**Do this**
Pick out the lines containing "были".

**Data rows**

※

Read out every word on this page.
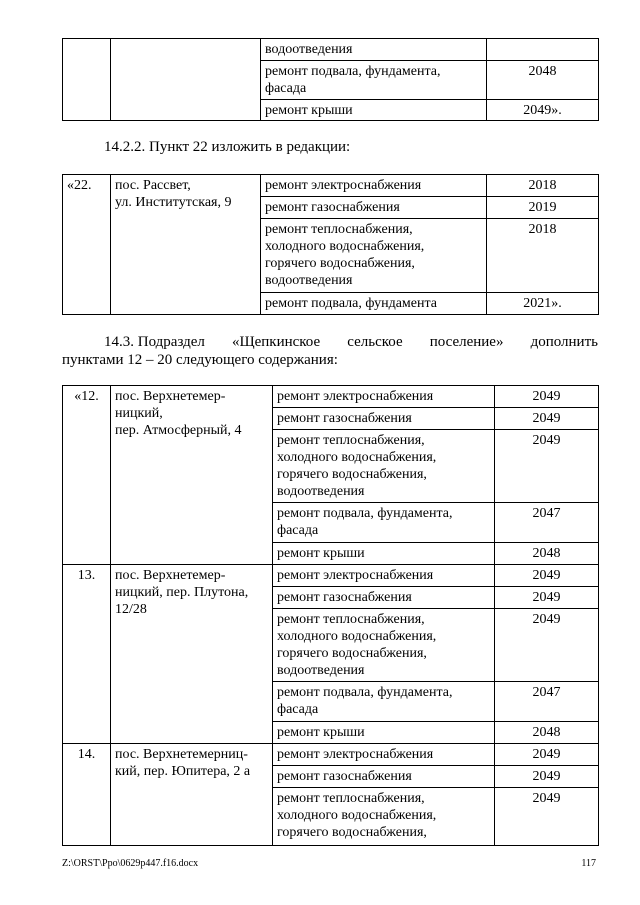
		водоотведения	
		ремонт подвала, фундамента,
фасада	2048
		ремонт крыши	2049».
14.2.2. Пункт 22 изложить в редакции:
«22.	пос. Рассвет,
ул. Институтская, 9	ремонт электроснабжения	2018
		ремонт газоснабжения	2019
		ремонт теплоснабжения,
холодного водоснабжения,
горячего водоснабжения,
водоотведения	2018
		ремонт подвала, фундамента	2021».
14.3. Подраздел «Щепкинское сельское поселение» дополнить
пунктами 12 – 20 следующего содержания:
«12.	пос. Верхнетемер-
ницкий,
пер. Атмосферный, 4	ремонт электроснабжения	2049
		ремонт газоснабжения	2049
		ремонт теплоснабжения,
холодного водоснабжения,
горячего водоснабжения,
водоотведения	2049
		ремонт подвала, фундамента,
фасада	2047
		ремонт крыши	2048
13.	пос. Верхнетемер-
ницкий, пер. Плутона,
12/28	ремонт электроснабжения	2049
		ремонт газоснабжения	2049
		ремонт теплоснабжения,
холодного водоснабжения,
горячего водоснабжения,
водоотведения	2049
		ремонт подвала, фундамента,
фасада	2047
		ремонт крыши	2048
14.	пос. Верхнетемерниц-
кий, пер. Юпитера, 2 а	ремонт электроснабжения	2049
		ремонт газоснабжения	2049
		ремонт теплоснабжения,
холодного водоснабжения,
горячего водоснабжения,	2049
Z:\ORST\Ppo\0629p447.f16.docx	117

※

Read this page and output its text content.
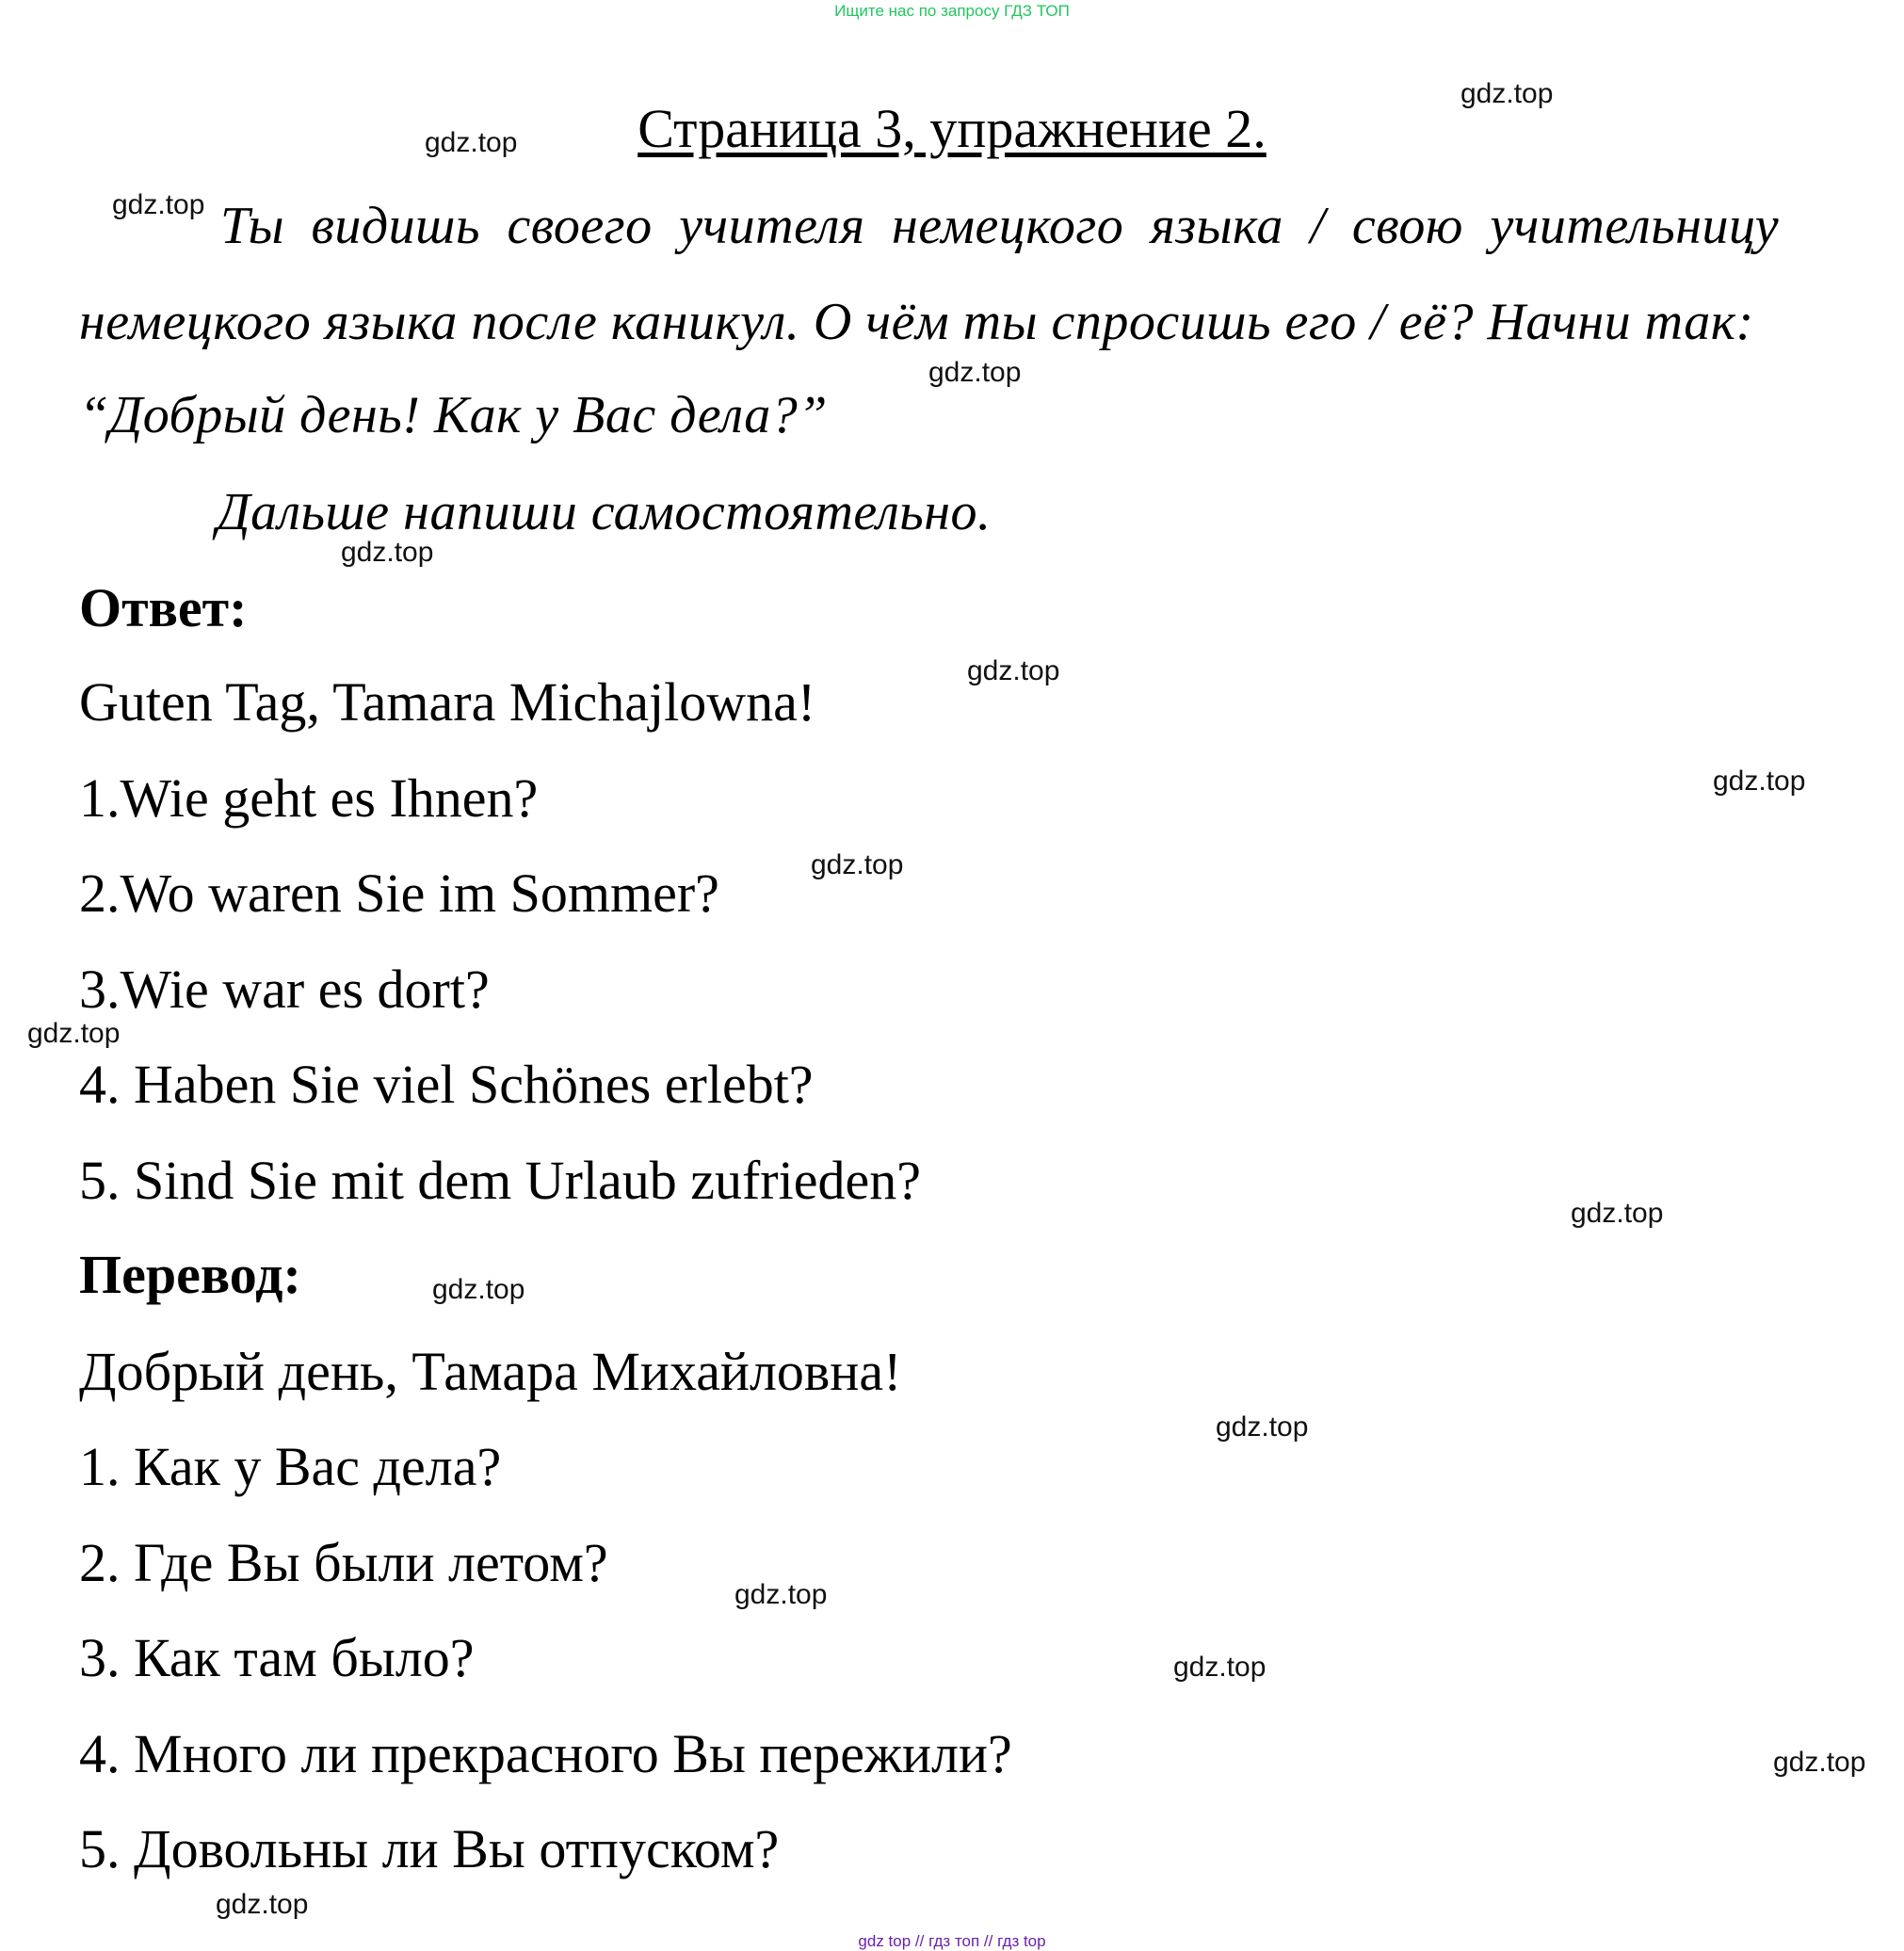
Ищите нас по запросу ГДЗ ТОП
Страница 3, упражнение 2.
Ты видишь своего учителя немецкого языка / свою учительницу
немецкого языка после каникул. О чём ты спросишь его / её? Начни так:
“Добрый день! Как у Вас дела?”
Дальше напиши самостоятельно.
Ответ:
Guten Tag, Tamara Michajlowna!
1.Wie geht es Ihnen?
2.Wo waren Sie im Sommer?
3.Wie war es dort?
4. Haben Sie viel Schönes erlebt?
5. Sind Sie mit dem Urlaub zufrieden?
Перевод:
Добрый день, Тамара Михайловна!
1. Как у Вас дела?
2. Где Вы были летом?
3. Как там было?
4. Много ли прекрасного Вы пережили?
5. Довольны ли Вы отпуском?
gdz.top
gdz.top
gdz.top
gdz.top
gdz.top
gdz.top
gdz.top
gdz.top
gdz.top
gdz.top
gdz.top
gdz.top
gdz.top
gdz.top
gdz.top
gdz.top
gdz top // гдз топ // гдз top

※

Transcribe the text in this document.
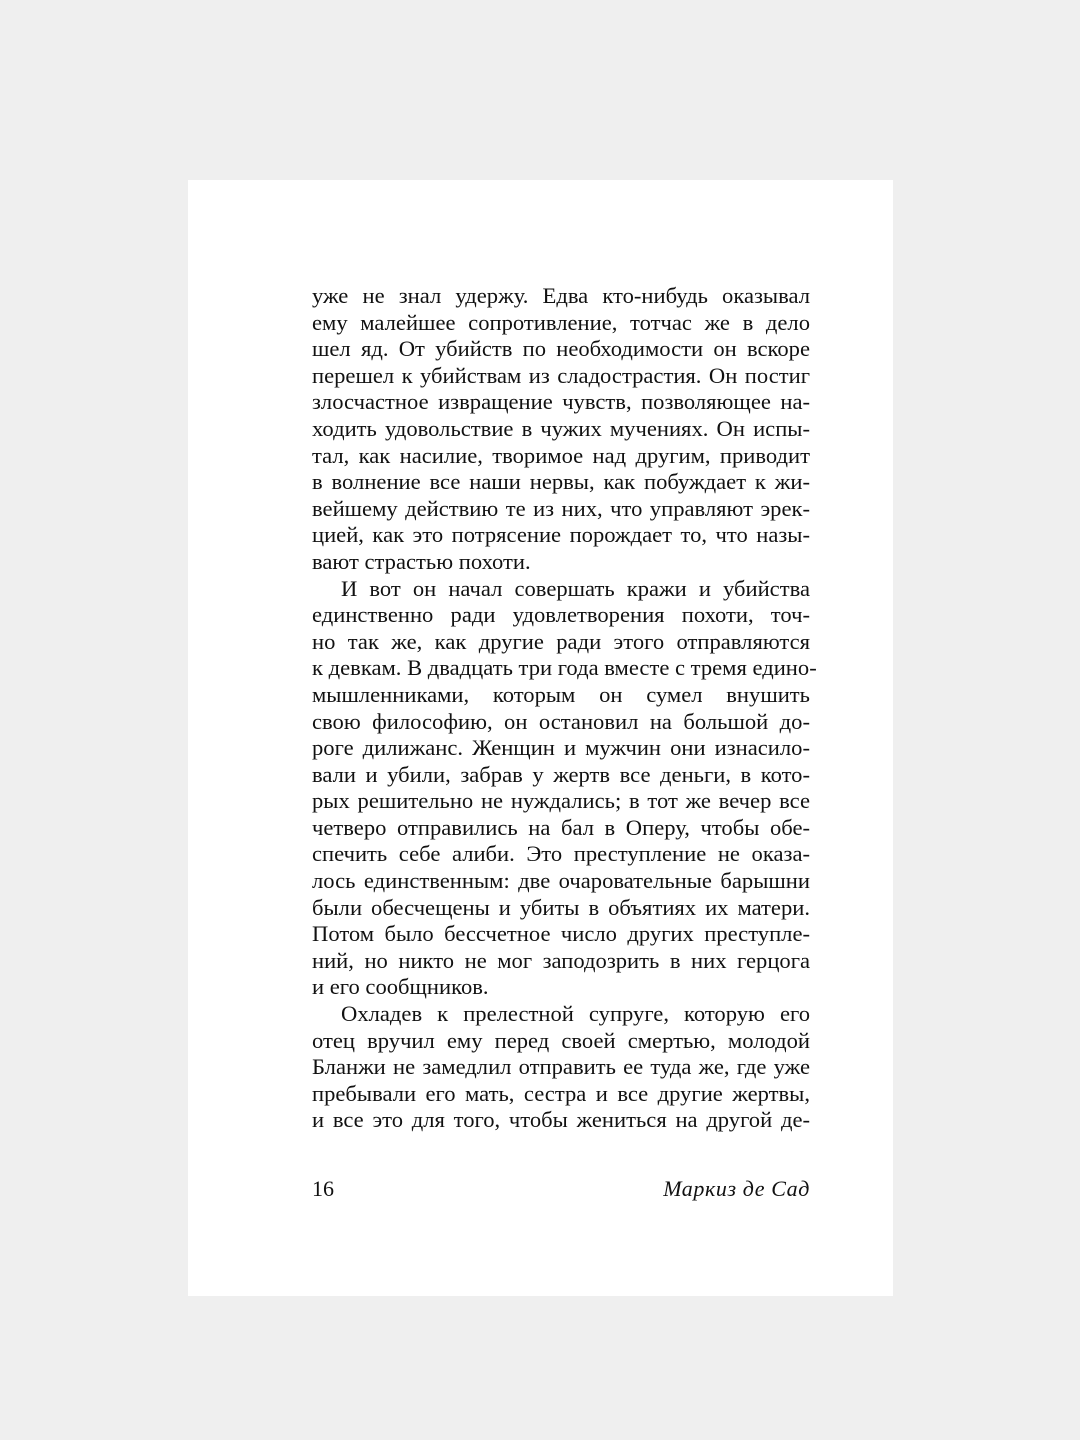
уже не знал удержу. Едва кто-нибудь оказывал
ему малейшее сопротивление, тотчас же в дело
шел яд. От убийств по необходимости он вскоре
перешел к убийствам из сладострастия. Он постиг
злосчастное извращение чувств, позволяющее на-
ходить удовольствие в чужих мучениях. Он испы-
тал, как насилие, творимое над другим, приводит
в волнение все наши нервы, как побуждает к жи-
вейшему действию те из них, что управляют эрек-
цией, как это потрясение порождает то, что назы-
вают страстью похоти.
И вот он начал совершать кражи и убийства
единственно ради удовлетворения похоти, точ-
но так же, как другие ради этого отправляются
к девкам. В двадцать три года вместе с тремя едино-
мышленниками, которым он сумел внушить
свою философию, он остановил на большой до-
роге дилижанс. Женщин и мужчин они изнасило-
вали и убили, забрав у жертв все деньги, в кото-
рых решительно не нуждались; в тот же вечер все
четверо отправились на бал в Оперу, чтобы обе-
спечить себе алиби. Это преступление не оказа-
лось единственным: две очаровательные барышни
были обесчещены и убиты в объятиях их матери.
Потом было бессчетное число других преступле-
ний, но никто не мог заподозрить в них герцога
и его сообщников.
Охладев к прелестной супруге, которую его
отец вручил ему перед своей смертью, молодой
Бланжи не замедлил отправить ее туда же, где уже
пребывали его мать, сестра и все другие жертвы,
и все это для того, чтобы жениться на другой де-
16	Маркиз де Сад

※

**Output of the task**
2. Где Вы были летом?
были обесчещены и убиты в объятиях их матери.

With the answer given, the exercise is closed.